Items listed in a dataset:
* BEGIN *

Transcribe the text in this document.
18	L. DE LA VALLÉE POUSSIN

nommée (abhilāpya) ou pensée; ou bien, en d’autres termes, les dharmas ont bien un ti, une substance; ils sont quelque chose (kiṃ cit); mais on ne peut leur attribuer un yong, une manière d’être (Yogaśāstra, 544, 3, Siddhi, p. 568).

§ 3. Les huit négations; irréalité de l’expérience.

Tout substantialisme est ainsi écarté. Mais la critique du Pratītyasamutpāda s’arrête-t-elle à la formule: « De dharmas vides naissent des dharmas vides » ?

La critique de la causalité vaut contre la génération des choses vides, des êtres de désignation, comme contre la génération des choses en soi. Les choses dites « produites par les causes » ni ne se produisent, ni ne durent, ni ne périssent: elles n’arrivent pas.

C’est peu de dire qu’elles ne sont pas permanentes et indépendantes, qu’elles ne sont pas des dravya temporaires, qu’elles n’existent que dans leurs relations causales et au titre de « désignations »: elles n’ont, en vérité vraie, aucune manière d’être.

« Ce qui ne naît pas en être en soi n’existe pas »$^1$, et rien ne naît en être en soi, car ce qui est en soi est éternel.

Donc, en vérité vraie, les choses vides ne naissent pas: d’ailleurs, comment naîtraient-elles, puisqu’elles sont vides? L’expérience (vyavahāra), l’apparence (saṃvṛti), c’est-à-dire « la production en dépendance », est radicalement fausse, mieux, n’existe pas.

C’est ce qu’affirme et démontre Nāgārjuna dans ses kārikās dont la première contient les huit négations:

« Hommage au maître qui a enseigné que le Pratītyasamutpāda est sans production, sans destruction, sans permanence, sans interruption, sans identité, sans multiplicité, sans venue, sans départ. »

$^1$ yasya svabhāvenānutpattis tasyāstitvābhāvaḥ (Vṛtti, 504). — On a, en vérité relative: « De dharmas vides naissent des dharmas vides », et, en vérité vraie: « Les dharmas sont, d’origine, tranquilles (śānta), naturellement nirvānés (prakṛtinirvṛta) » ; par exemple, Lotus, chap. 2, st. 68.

* END *

Given exercise:
Pick out the lines that contain "choses" and copy them.

Expected answer:
La critique de la causalité vaut contre la génération des choses vides, des êtres de désignation, comme contre la génération des choses en soi. Les choses dites « produites par les causes » ni ne se produisent, ni ne durent, ni ne périssent: elles n’arrivent pas.
Donc, en vérité vraie, les choses vides ne naissent pas: d’ailleurs, comment naîtraient-elles, puisqu’elles sont vides? L’expérience (vyavahāra), l’apparence (saṃvṛti), c’est-à-dire « la production en dépendance », est radicalement fausse, mieux, n’existe pas.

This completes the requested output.